Material shown:
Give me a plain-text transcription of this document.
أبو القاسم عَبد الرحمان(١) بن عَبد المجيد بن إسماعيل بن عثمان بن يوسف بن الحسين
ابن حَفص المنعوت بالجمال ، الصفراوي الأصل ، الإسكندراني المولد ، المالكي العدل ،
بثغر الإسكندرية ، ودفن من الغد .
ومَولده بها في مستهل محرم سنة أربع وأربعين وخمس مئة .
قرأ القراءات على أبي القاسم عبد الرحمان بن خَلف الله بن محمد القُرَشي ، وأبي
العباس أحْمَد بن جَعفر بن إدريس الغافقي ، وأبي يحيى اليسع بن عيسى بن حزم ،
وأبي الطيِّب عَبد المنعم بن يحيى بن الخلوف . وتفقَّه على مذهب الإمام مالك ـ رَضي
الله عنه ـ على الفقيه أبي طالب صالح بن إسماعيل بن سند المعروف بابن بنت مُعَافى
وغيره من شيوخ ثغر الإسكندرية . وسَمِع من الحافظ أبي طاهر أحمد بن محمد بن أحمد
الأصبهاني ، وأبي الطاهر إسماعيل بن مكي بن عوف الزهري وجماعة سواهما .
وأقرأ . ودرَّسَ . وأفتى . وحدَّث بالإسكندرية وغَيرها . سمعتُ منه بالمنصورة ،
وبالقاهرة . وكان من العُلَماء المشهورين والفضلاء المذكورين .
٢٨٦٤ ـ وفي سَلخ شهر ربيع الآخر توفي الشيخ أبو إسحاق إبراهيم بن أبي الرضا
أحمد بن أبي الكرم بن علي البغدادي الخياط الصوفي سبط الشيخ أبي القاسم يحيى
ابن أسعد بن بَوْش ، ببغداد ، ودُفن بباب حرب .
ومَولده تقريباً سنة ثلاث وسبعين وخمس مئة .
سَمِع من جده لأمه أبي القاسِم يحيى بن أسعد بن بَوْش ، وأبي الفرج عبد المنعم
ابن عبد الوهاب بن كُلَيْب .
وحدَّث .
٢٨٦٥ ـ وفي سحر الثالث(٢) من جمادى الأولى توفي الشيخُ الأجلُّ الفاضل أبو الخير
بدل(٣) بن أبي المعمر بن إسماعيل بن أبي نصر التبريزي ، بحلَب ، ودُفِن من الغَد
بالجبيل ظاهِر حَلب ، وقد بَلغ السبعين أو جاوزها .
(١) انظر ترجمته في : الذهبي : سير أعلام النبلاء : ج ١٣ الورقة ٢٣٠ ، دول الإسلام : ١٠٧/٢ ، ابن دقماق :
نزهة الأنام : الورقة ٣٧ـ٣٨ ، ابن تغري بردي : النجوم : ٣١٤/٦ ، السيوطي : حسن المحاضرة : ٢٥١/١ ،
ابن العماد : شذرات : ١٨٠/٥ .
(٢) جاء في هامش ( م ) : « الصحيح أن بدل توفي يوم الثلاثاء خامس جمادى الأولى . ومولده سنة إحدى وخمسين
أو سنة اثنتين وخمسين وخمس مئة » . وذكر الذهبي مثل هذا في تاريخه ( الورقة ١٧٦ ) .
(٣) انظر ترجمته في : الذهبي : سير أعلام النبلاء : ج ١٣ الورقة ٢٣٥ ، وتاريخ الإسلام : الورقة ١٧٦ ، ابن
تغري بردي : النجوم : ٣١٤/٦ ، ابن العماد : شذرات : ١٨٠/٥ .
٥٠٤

To be done: Scan the material above. Copy each line where "الأولى" occurs.

Reply to the exercise:
٢٨٦٥ ـ وفي سحر الثالث(٢) من جمادى الأولى توفي الشيخُ الأجلُّ الفاضل أبو الخير
(٢) جاء في هامش ( م ) : « الصحيح أن بدل توفي يوم الثلاثاء خامس جمادى الأولى . ومولده سنة إحدى وخمسين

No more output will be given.